• [CHALLENGE]: Sift the listing for lines that hold the string "JSON" and pull them out.

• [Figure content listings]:
::::
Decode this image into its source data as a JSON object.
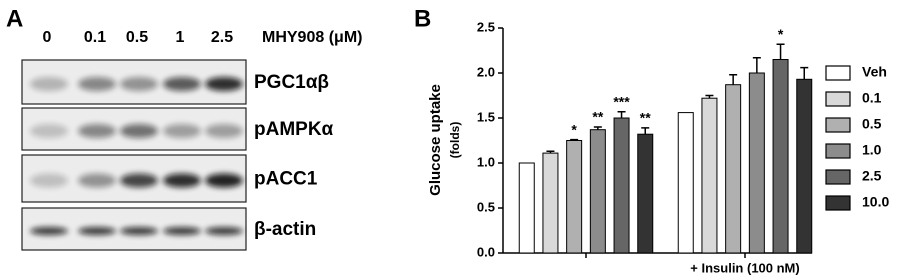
{
  "panel_a": {
    "panel_label": "A",
    "lanes": [
      "0",
      "0.1",
      "0.5",
      "1",
      "2.5"
    ],
    "treatment": "MHY908 (μM)",
    "blots": [
      "PGC1αβ",
      "pAMPKα",
      "pACC1",
      "β-actin"
    ]
  },
  "chart_data": {
    "type": "bar",
    "panel_label": "B",
    "y_label": "Glucose uptake",
    "y_label_sub": "(folds)",
    "categories": [
      null,
      "+ Insulin (100 nM)"
    ],
    "series": [
      {
        "name": "Veh",
        "color": "#ffffff",
        "values": [
          1.0,
          1.56
        ],
        "errors": [
          0,
          0
        ],
        "significance": [
          null,
          null
        ]
      },
      {
        "name": "0.1",
        "color": "#d9d9d9",
        "values": [
          1.11,
          1.72
        ],
        "errors": [
          0.02,
          0.03
        ],
        "significance": [
          null,
          null
        ]
      },
      {
        "name": "0.5",
        "color": "#b0b0b0",
        "values": [
          1.25,
          1.87
        ],
        "errors": [
          0.01,
          0.11
        ],
        "significance": [
          "*",
          null
        ]
      },
      {
        "name": "1.0",
        "color": "#8c8c8c",
        "values": [
          1.37,
          2.0
        ],
        "errors": [
          0.03,
          0.17
        ],
        "significance": [
          "**",
          null
        ]
      },
      {
        "name": "2.5",
        "color": "#666666",
        "values": [
          1.5,
          2.15
        ],
        "errors": [
          0.07,
          0.17
        ],
        "significance": [
          "***",
          "*"
        ]
      },
      {
        "name": "10.0",
        "color": "#333333",
        "values": [
          1.32,
          1.93
        ],
        "errors": [
          0.07,
          0.13
        ],
        "significance": [
          "**",
          null
        ]
      }
    ],
    "ylim": [
      0,
      2.5
    ],
    "yticks": [
      {
        "value": 0,
        "label": "0.0"
      },
      {
        "value": 0.5,
        "label": "0.5"
      },
      {
        "value": 1,
        "label": "1.0"
      },
      {
        "value": 1.5,
        "label": "1.5"
      },
      {
        "value": 2,
        "label": "2.0"
      },
      {
        "value": 2.5,
        "label": "2.5"
      }
    ],
    "grid": false
  }
}
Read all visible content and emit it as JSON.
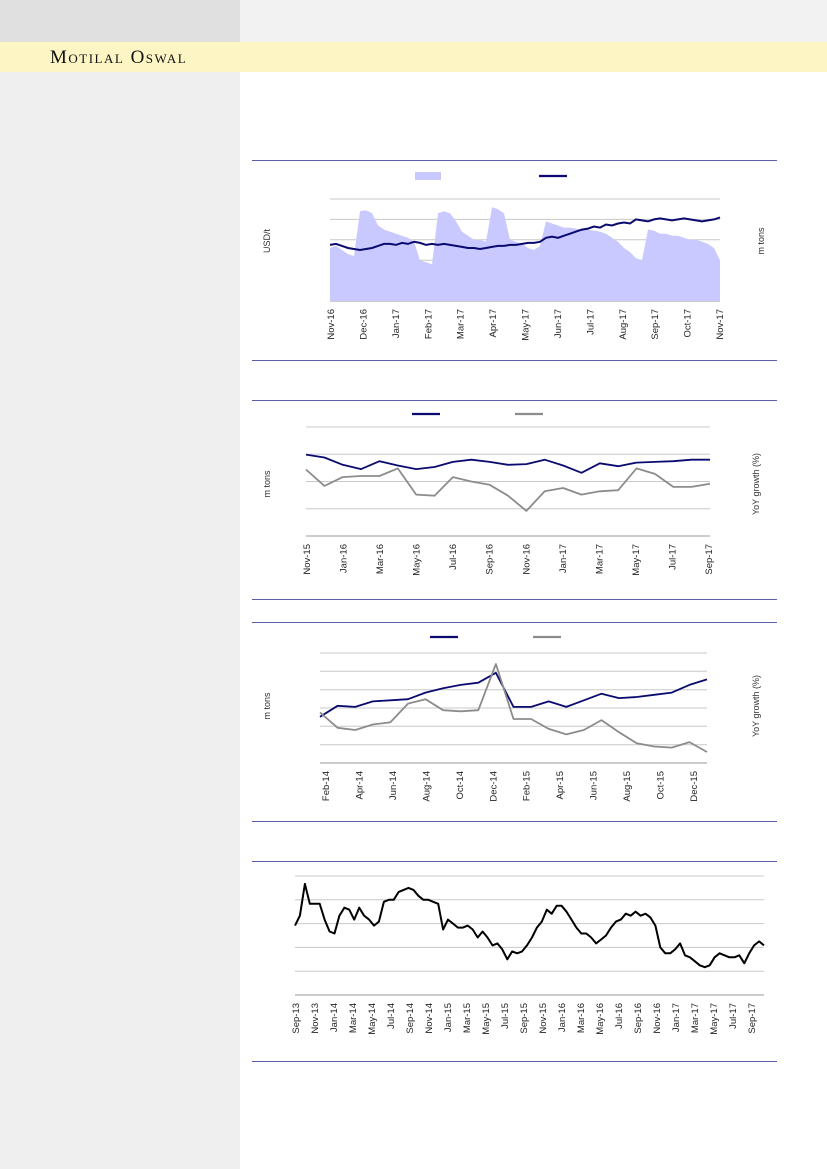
{
  "brand": {
    "name": "Motilal Oswal"
  },
  "chart_data": [
    {
      "type": "line",
      "subtype": "area+line",
      "xlabels": [
        "Nov-16",
        "Dec-16",
        "Jan-17",
        "Feb-17",
        "Mar-17",
        "Apr-17",
        "May-17",
        "Jun-17",
        "Jul-17",
        "Aug-17",
        "Sep-17",
        "Oct-17",
        "Nov-17"
      ],
      "ylabel_left": "USD/t",
      "ylabel_right": "m tons",
      "series": [
        {
          "name": "",
          "kind": "area",
          "color": "#c9c9ff",
          "values": [
            2.6,
            2.7,
            2.5,
            2.3,
            2.2,
            4.4,
            4.45,
            4.3,
            3.7,
            3.5,
            3.4,
            3.3,
            3.2,
            3.1,
            2.9,
            2.0,
            1.9,
            1.8,
            4.3,
            4.4,
            4.3,
            3.9,
            3.4,
            3.2,
            3.0,
            3.0,
            2.9,
            4.6,
            4.5,
            4.3,
            3.0,
            2.9,
            2.8,
            2.6,
            2.5,
            2.7,
            3.9,
            3.8,
            3.7,
            3.6,
            3.6,
            3.55,
            3.5,
            3.5,
            3.45,
            3.4,
            3.3,
            3.1,
            2.9,
            2.6,
            2.4,
            2.1,
            2.0,
            3.5,
            3.45,
            3.3,
            3.3,
            3.2,
            3.2,
            3.1,
            3.0,
            3.0,
            2.9,
            2.8,
            2.6,
            2.0
          ]
        },
        {
          "name": "",
          "kind": "line",
          "color": "#0a0a70",
          "values": [
            55,
            56,
            54,
            52,
            51,
            50,
            51,
            52,
            54,
            56,
            56,
            55,
            57,
            56,
            58,
            57,
            55,
            56,
            55,
            56,
            55,
            54,
            53,
            52,
            52,
            51,
            52,
            53,
            54,
            54,
            55,
            55,
            56,
            57,
            57,
            58,
            62,
            63,
            62,
            64,
            66,
            68,
            70,
            71,
            73,
            72,
            75,
            74,
            76,
            77,
            76,
            80,
            79,
            78,
            80,
            81,
            80,
            79,
            80,
            81,
            80,
            79,
            78,
            79,
            80,
            82
          ]
        }
      ],
      "ylim": [
        0,
        100
      ],
      "grid": true
    },
    {
      "type": "line",
      "xlabels": [
        "Nov-15",
        "Jan-16",
        "Mar-16",
        "May-16",
        "Jul-16",
        "Sep-16",
        "Nov-16",
        "Jan-17",
        "Mar-17",
        "May-17",
        "Jul-17",
        "Sep-17"
      ],
      "ylabel_left": "m tons",
      "ylabel_right": "YoY growth (%)",
      "series": [
        {
          "name": "",
          "color": "#0a0a70",
          "values": [
            62,
            58,
            48,
            42,
            53,
            47,
            42,
            45,
            52,
            55,
            52,
            48,
            49,
            55,
            47,
            37,
            50,
            46,
            51,
            52,
            53,
            55,
            55
          ]
        },
        {
          "name": "",
          "color": "#8c8c8c",
          "values": [
            41,
            26,
            34,
            35,
            35,
            42,
            18,
            17,
            34,
            30,
            27,
            17,
            3,
            21,
            24,
            18,
            21,
            22,
            42,
            37,
            25,
            25,
            28
          ]
        }
      ],
      "grid": true
    },
    {
      "type": "line",
      "xlabels": [
        "Feb-14",
        "Apr-14",
        "Jun-14",
        "Aug-14",
        "Oct-14",
        "Dec-14",
        "Feb-15",
        "Apr-15",
        "Jun-15",
        "Aug-15",
        "Oct-15",
        "Dec-15"
      ],
      "ylabel_left": "m tons",
      "ylabel_right": "YoY growth (%)",
      "series": [
        {
          "name": "",
          "color": "#0a0a70",
          "values": [
            22,
            32,
            31,
            36,
            37,
            38,
            44,
            48,
            51,
            53,
            62,
            31,
            31,
            36,
            31,
            37,
            43,
            39,
            40,
            42,
            44,
            51,
            56
          ]
        },
        {
          "name": "",
          "color": "#8c8c8c",
          "values": [
            36,
            22,
            20,
            25,
            27,
            44,
            48,
            38,
            37,
            38,
            80,
            30,
            30,
            21,
            16,
            20,
            29,
            18,
            8,
            5,
            4,
            9,
            0
          ]
        }
      ],
      "grid": true
    },
    {
      "type": "line",
      "xlabels": [
        "Sep-13",
        "Nov-13",
        "Jan-14",
        "Mar-14",
        "May-14",
        "Jul-14",
        "Sep-14",
        "Nov-14",
        "Jan-15",
        "Mar-15",
        "May-15",
        "Jul-15",
        "Sep-15",
        "Nov-15",
        "Jan-16",
        "Mar-16",
        "May-16",
        "Jul-16",
        "Sep-16",
        "Nov-16",
        "Jan-17",
        "Mar-17",
        "May-17",
        "Jul-17",
        "Sep-17"
      ],
      "series": [
        {
          "name": "",
          "color": "#000000",
          "values": [
            55,
            60,
            76,
            66,
            66,
            66,
            58,
            52,
            51,
            60,
            64,
            63,
            58,
            64,
            60,
            58,
            55,
            57,
            67,
            68,
            68,
            72,
            73,
            74,
            73,
            70,
            68,
            68,
            67,
            66,
            53,
            58,
            56,
            54,
            54,
            55,
            53,
            49,
            52,
            49,
            45,
            46,
            43,
            38,
            42,
            41,
            42,
            45,
            49,
            54,
            57,
            63,
            61,
            65,
            65,
            62,
            58,
            54,
            51,
            51,
            49,
            46,
            48,
            50,
            54,
            57,
            58,
            61,
            60,
            62,
            60,
            61,
            59,
            55,
            44,
            41,
            41,
            43,
            46,
            40,
            39,
            37,
            35,
            34,
            35,
            39,
            41,
            40,
            39,
            39,
            40,
            36,
            41,
            45,
            47,
            45
          ]
        }
      ],
      "grid": true
    }
  ]
}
::::
• [ANSWER]:
Decode this image into its source data as a JSON object.
Read all visible content and emit it as JSON.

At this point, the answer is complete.